• [Records for this exercise]
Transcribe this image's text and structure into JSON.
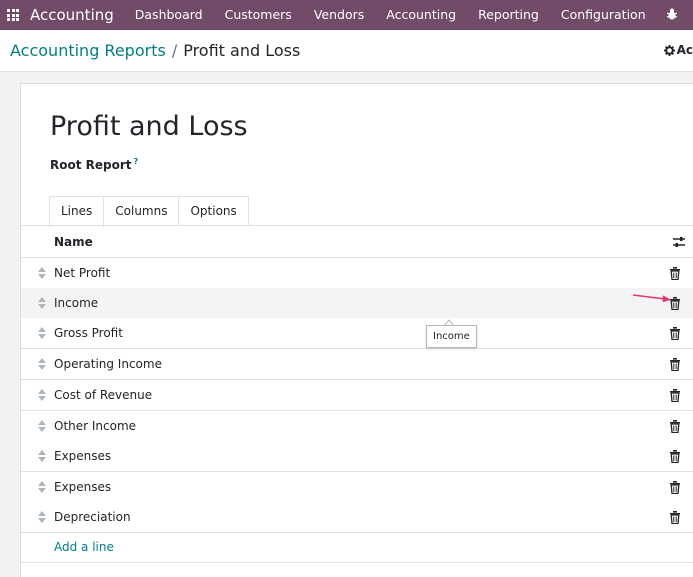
{
  "navbar": {
    "brand": "Accounting",
    "menu": [
      "Dashboard",
      "Customers",
      "Vendors",
      "Accounting",
      "Reporting",
      "Configuration"
    ],
    "icons": [
      "apps-icon",
      "bug-icon"
    ],
    "color": "#714b67"
  },
  "control_panel": {
    "breadcrumb_parent": "Accounting Reports",
    "breadcrumb_separator": "/",
    "breadcrumb_current": "Profit and Loss",
    "action_label": "Ac",
    "action_icon": "gear-icon"
  },
  "form": {
    "title": "Profit and Loss",
    "root_report_label": "Root Report",
    "root_report_help": "?",
    "tabs": [
      "Lines",
      "Columns",
      "Options"
    ],
    "active_tab": "Lines"
  },
  "table": {
    "column_name": "Name",
    "rows": [
      {
        "label": "Net Profit"
      },
      {
        "label": "Income"
      },
      {
        "label": "Gross Profit"
      },
      {
        "label": "Operating Income"
      },
      {
        "label": "Cost of Revenue"
      },
      {
        "label": "Other Income"
      },
      {
        "label": "Expenses"
      },
      {
        "label": "Expenses"
      },
      {
        "label": "Depreciation"
      }
    ],
    "add_line": "Add a line",
    "row_icons": [
      "drag-handle-icon",
      "trash-icon"
    ]
  },
  "tooltip": {
    "text": "Income"
  },
  "colors": {
    "accent": "#017e84",
    "annotation_arrow": "#e8336d"
  }
}
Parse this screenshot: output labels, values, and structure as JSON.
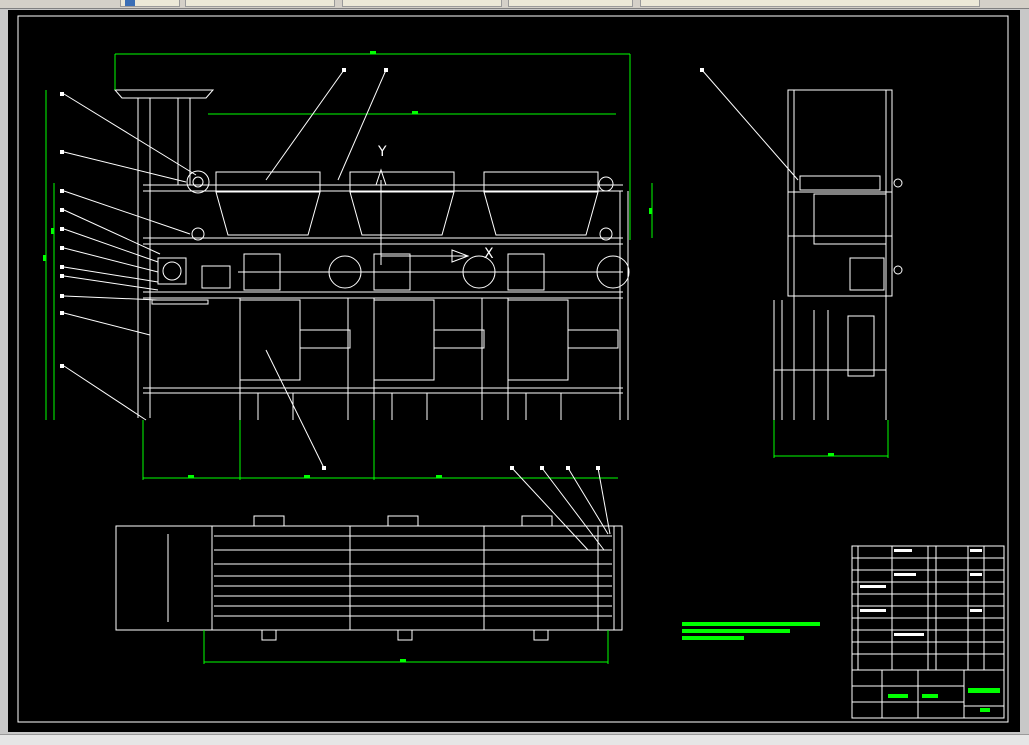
{
  "app": {
    "tabs": [
      "",
      "",
      "",
      "",
      ""
    ]
  },
  "drawing": {
    "axis_y": "Y",
    "axis_x": "X",
    "part_labels": [
      "",
      "",
      "",
      "",
      "",
      "",
      "",
      "",
      "",
      "",
      "",
      "",
      "",
      "",
      "",
      "",
      "",
      ""
    ],
    "tech_req_title": "",
    "title_block_name": "",
    "title_block_code": ""
  },
  "colors": {
    "background": "#000000",
    "lines": "#ffffff",
    "dimensions": "#00ff00"
  }
}
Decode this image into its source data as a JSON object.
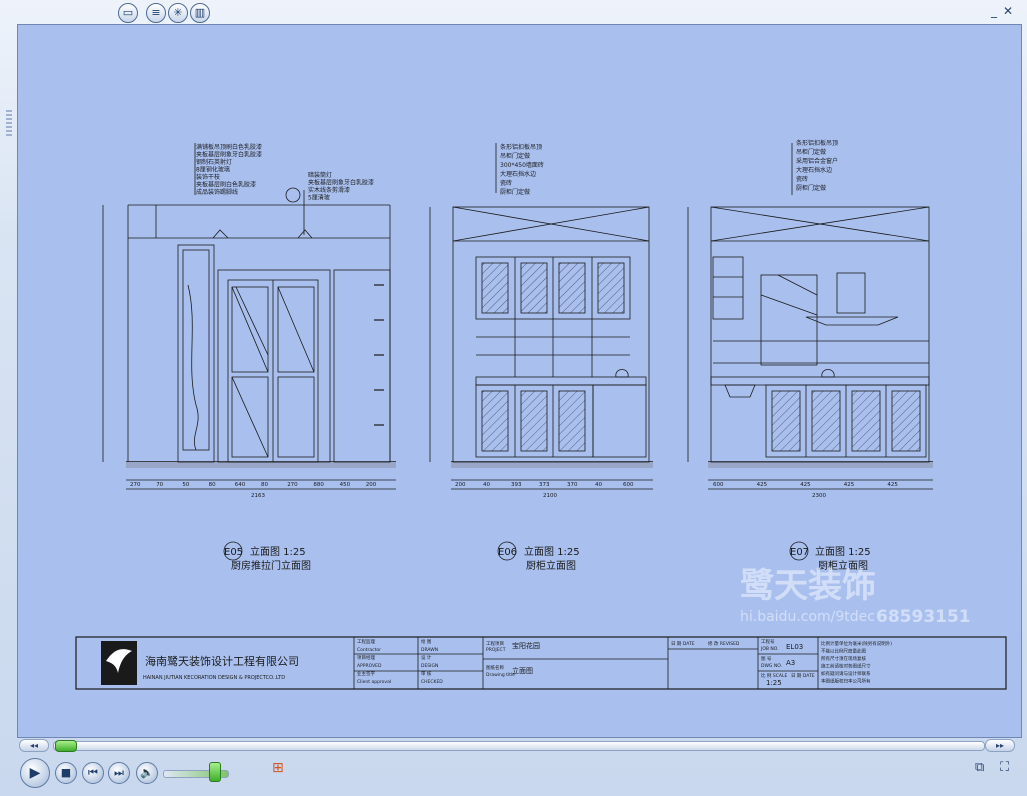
{
  "player": {
    "toolbar_icons": [
      "folder-icon",
      "list-icon",
      "visualization-icon",
      "graph-icon"
    ],
    "window_controls": [
      "minimize-icon",
      "close-icon"
    ]
  },
  "drawing": {
    "elevations": [
      {
        "code": "E05",
        "title": "立面图 1:25",
        "subtitle": "厨房推拉门立面图",
        "annotations": [
          "满铺板吊顶刷白色乳胶漆",
          "夹板基层刷象牙白乳胶漆",
          "钢制石英射灯",
          "8厘钢化玻璃",
          "装饰干枝",
          "夹板基层刷白色乳胶漆",
          "成品装饰踢脚线",
          "暗装筒灯",
          "夹板基层刷象牙白乳胶漆",
          "实木线条剪滑漆",
          "5厘清玻"
        ],
        "dims": [
          "270",
          "70",
          "50",
          "80",
          "640",
          "80",
          "270",
          "880",
          "450",
          "200"
        ],
        "total": "2163"
      },
      {
        "code": "E06",
        "title": "立面图 1:25",
        "subtitle": "厨柜立面图",
        "annotations": [
          "条形铝扣板吊顶",
          "吊柜门定做",
          "300*450墙面砖",
          "大理石挡水边",
          "瓷砖",
          "厨柜门定做"
        ],
        "dims": [
          "200",
          "40",
          "393",
          "373",
          "370",
          "40",
          "600"
        ],
        "total": "2100"
      },
      {
        "code": "E07",
        "title": "立面图 1:25",
        "subtitle": "厨柜立面图",
        "annotations": [
          "条形铝扣板吊顶",
          "吊柜门定做",
          "采用铝合金窗户",
          "大理石挡水边",
          "瓷砖",
          "厨柜门定做"
        ],
        "dims": [
          "600",
          "425",
          "425",
          "425",
          "425"
        ],
        "total": "2300"
      }
    ],
    "watermark": {
      "brand": "鹭天装饰",
      "site": "hi.baidu.com/9tdec",
      "phone": "68593151"
    },
    "titleblock": {
      "company_cn": "海南鹭天装饰设计工程有限公司",
      "company_en": "HAINAN JIUTIAN KECORATION DESIGN & PROJECTCO..LTD",
      "labels_col1": [
        "工程监理",
        "Contractor",
        "项目经理",
        "APPROVED",
        "业主签字",
        "Client approval"
      ],
      "labels_col2": [
        "绘 图",
        "DRAWN",
        "设 计",
        "DESIGN",
        "审 核",
        "CHECKED"
      ],
      "project_label": "工程项目",
      "project_label_en": "PROJECT",
      "project_name": "宝阳花园",
      "drawing_label": "图纸名称",
      "drawing_label_en": "Drawing title",
      "drawing_name": "立面图",
      "date_label": "日 期 DATE",
      "rev_label": "修 改 REVISED",
      "job_label": "工程号",
      "job_label_en": "JOB NO.",
      "job_no": "EL03",
      "sheet_label": "图 号",
      "sheet_label_en": "DWG NO.",
      "sheet_no": "A3",
      "scale_label": "比 例 SCALE",
      "scale": "1:25",
      "date2_label": "日 期 DATE",
      "notes": [
        "比例计量单位为毫米(除另有说明外)",
        "不能以比例尺度量此图",
        "所有尺寸须在现场复核",
        "施工前请核对各图纸尺寸",
        "如有疑问请与设计师联系",
        "本图纸版权归本公司所有"
      ]
    }
  }
}
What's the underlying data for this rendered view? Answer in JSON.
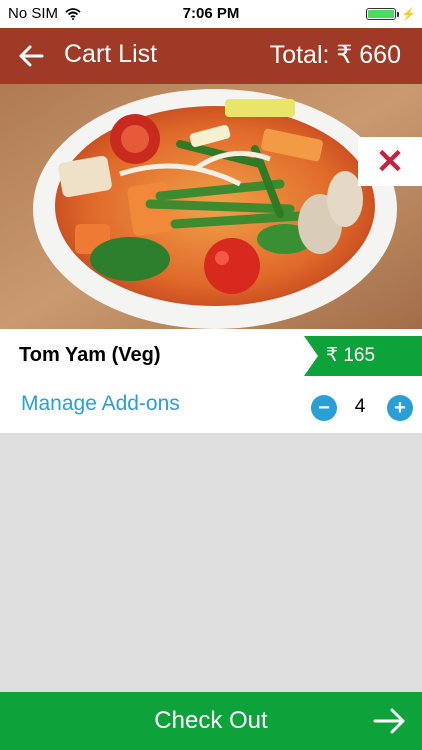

• [Exercise requirements]
Across the entries, how many lines hold the word "structure"? Say only the number.

• [Response for this exercise]
2